__Work to be completed__
Show all lines from the listing below that contain "this".

· · · · ·

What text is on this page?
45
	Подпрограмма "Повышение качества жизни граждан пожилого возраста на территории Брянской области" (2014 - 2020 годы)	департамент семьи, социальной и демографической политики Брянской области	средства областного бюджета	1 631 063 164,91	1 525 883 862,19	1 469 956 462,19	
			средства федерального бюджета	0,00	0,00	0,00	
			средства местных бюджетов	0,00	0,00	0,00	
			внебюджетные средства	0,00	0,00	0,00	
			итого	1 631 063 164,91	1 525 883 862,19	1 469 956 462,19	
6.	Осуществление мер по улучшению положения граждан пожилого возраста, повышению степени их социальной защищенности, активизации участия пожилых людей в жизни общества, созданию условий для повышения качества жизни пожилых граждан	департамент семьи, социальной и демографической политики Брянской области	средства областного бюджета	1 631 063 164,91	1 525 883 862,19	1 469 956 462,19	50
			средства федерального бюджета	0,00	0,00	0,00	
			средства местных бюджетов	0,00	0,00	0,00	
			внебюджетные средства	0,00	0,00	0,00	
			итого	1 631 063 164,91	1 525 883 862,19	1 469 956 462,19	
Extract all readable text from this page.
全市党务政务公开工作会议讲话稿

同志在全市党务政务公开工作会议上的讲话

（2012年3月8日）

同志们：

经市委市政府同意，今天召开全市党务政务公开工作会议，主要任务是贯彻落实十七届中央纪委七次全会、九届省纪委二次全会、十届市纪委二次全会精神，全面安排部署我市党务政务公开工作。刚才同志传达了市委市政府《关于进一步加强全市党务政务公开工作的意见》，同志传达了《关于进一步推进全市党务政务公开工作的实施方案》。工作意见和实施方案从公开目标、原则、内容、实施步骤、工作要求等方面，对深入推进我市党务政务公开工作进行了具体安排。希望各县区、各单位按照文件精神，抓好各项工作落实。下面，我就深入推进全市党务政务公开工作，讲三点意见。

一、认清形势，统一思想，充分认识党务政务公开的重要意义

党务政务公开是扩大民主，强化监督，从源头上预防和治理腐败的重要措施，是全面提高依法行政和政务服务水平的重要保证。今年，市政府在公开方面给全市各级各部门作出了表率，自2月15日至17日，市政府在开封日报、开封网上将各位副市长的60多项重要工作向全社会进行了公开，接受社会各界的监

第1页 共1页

· · · · ·

__Response to the task__
What text is on this page?
Extract all readable text from this page.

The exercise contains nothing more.